▶ _What is expected_:
Set down all of the data that follows word for word, without the images.

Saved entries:
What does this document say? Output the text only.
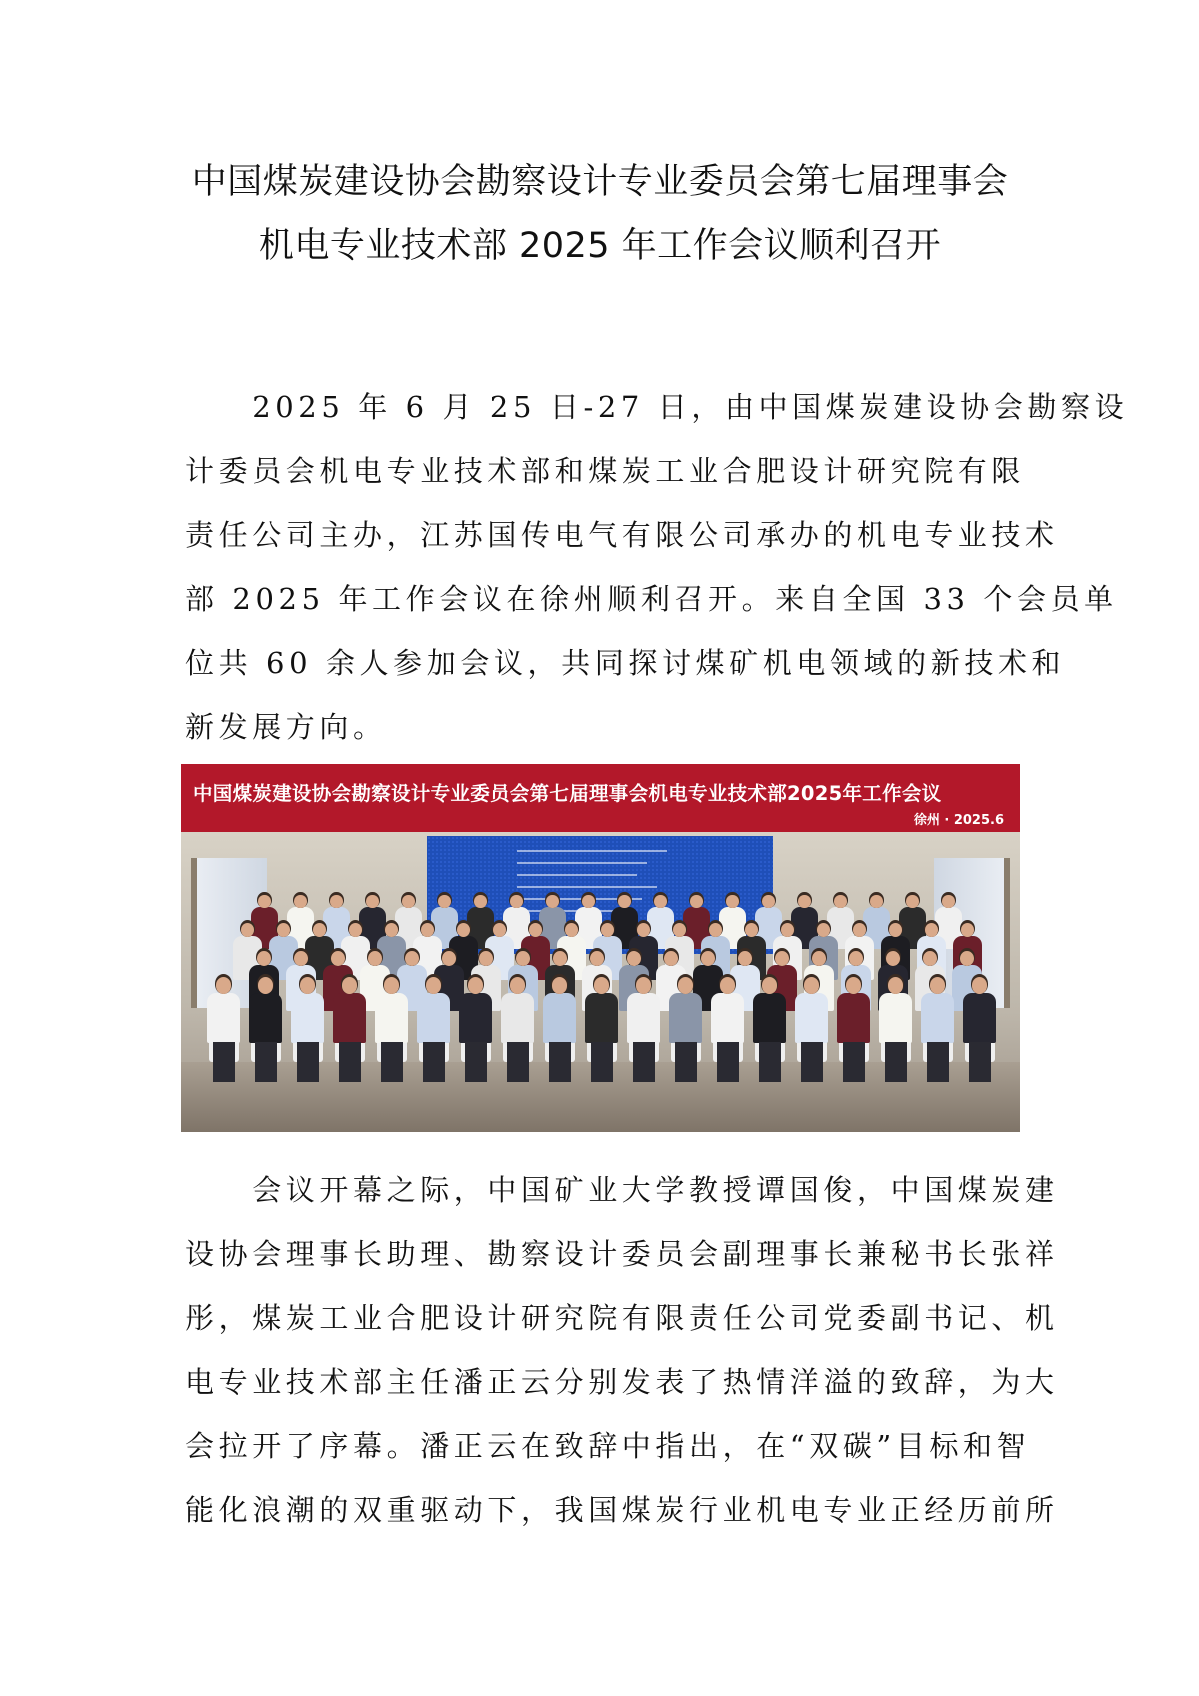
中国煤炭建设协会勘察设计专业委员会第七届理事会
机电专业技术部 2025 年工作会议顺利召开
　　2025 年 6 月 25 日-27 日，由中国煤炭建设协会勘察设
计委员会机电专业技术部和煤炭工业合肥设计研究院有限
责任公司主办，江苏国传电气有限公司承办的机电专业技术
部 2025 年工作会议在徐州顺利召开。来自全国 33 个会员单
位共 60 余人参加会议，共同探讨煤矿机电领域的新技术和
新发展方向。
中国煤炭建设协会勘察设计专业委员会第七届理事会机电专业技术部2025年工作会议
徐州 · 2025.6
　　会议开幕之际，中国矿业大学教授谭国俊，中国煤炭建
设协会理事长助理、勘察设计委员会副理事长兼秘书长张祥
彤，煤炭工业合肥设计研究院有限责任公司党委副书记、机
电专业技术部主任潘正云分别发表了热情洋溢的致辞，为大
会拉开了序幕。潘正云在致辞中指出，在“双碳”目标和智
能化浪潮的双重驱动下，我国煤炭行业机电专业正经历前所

▶ _Answer to the exercise_:
What does this document say? Output the text only.
中国煤炭建设协会勘察设计专业委员会第七届理事会
机电专业技术部 2025 年工作会议顺利召开
　　2025 年 6 月 25 日-27 日，由中国煤炭建设协会勘察设
计委员会机电专业技术部和煤炭工业合肥设计研究院有限
责任公司主办，江苏国传电气有限公司承办的机电专业技术
部 2025 年工作会议在徐州顺利召开。来自全国 33 个会员单
位共 60 余人参加会议，共同探讨煤矿机电领域的新技术和
新发展方向。
中国煤炭建设协会勘察设计专业委员会第七届理事会机电专业技术部2025年工作会议
徐州 · 2025.6
　　会议开幕之际，中国矿业大学教授谭国俊，中国煤炭建
设协会理事长助理、勘察设计委员会副理事长兼秘书长张祥
彤，煤炭工业合肥设计研究院有限责任公司党委副书记、机
电专业技术部主任潘正云分别发表了热情洋溢的致辞，为大
会拉开了序幕。潘正云在致辞中指出，在“双碳”目标和智
能化浪潮的双重驱动下，我国煤炭行业机电专业正经历前所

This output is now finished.